PARTS OF THE EXERCISE:
1 - Render this sentence from the Vachel Lindsey biography in Spanish: "A daughter was born to them in 1926 and a son a year later."
2 - Pick up the Vachel Lindsey biography after its final sentence and write what comes next.

PAGE TEXT:
Vachel Lindsey was born in Springfield, Illinois, the son of a doctor. He studied medicine at Ohio Hiram College from 1897 to 1900 but, having decided that he did not want to be a doctor, left to attend the Art Institute of Chicago where he spent the next three years. After a further year at the New York School of Art, he turned to writing poetry although he retained an interest in art for the rest of his life. Between 1906 and 1912 he made several long-distance journeys across America, giving theatrical readings of his poems, often accompanied by dramatic gestures, in return for food and lodging. This earned him the soubriquet the Prairie Troubadour.
His published poem, General William Booth Enters into Heaven, appeared in Poetry Magazine in 1913 but it was his poem The Congo: A Study of the Negro Race which brought him to major public attention. After an unsuccessful courtship of the poet Sara Teasdale, he moved to Spokane, Washington in 1924 and the following year married 23 year-old Elizabeth Connor. A daughter was born to them in 1926 and a son a year later. He and his family moved back to Springfield in 1929 where, beset by financial worries caused partly by the Wall Street Crash, he became depressed and took his own life by drinking poison in 1931.

[Dataset items]

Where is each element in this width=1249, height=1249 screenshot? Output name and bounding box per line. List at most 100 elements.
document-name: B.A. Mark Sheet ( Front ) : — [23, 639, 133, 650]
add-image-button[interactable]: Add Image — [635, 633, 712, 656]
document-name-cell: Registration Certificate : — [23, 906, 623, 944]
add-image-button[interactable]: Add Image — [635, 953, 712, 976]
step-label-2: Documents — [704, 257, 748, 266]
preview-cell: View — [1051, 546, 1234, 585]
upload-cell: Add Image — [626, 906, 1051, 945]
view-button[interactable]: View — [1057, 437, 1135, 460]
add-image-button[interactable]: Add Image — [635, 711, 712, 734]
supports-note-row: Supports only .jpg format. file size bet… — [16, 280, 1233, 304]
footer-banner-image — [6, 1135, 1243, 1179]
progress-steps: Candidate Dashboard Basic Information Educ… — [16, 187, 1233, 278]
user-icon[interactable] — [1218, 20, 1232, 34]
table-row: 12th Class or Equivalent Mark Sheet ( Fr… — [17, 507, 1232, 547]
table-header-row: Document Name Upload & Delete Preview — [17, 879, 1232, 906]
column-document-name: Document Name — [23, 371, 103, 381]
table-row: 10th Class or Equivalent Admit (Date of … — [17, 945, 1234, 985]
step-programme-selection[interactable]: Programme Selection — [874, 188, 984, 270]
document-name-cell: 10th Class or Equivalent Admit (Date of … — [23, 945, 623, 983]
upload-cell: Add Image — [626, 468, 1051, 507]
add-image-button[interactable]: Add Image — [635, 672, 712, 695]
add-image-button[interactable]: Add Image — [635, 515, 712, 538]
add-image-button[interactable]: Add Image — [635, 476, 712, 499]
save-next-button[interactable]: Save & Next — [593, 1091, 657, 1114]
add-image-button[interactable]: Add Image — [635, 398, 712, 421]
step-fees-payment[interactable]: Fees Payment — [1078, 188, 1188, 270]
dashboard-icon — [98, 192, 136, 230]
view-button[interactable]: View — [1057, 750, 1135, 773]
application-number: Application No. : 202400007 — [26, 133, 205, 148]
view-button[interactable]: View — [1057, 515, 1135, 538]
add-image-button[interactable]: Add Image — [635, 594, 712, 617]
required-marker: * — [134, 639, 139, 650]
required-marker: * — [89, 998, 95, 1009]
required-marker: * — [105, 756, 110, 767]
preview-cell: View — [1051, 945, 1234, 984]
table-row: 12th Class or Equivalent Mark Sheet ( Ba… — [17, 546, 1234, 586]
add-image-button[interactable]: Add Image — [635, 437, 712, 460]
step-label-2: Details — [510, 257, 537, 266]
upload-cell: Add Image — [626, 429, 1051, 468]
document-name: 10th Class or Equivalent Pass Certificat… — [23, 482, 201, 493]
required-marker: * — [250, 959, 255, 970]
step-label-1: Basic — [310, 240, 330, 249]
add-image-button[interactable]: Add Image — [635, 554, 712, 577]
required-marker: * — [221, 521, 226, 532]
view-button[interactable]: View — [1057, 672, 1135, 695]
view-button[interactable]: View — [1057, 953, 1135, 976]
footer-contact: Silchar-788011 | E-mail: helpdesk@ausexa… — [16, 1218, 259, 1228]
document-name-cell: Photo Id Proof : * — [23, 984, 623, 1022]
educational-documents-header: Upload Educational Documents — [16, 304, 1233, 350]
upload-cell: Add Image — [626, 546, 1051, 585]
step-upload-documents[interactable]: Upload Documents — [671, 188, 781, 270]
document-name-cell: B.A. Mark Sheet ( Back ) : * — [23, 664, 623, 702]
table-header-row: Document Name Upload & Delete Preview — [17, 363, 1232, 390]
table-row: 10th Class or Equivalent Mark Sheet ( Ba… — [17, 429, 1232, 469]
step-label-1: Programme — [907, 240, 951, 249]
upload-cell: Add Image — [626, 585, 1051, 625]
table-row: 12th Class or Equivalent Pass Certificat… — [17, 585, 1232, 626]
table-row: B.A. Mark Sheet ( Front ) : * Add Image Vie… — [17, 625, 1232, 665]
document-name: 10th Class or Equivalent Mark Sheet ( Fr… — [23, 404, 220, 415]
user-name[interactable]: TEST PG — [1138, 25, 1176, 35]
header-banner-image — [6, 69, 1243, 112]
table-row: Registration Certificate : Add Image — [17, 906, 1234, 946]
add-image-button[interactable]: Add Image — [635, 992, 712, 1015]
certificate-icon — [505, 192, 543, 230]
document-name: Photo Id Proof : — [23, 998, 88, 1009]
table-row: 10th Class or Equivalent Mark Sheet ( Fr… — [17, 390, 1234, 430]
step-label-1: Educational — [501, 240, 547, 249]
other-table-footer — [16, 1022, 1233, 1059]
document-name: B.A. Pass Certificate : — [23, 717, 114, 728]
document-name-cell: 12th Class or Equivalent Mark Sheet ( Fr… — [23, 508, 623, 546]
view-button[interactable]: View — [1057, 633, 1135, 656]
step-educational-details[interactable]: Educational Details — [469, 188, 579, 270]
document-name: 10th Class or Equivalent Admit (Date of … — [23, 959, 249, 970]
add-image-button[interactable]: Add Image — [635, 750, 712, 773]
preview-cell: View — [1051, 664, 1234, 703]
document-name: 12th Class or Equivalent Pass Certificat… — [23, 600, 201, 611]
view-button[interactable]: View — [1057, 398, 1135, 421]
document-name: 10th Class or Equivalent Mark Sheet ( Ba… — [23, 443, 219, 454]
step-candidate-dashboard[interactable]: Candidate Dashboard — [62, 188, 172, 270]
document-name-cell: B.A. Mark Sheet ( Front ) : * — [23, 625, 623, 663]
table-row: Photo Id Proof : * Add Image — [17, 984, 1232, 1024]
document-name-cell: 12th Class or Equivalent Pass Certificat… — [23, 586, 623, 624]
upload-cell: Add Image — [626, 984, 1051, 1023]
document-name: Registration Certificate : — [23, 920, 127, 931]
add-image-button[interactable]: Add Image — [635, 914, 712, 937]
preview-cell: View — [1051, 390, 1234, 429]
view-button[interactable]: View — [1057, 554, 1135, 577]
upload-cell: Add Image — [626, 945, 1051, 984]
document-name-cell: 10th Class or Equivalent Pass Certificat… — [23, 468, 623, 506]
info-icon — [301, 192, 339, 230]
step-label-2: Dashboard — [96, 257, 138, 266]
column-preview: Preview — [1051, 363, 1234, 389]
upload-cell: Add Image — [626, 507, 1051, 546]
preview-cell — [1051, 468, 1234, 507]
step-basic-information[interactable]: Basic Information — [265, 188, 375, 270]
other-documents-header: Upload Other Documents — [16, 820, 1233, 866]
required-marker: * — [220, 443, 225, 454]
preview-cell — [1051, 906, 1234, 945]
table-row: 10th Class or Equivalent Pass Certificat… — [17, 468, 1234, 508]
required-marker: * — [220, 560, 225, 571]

PER-TASK ANSWERS:
1 - En 1926 les nació una hija, y un hijo un año después.

2 -
Lindsey had several volumes of poetry published during his lifetime and in the first quarter of the 20th Century was one of America’s best known poets. After his death, however, his poetry fell out of favour. He was a versatile, prolific writer whose poems display a dramatic energy and a tragic intensity and as a travelling bard he succeeded for a time in reviving poetry as an oral art.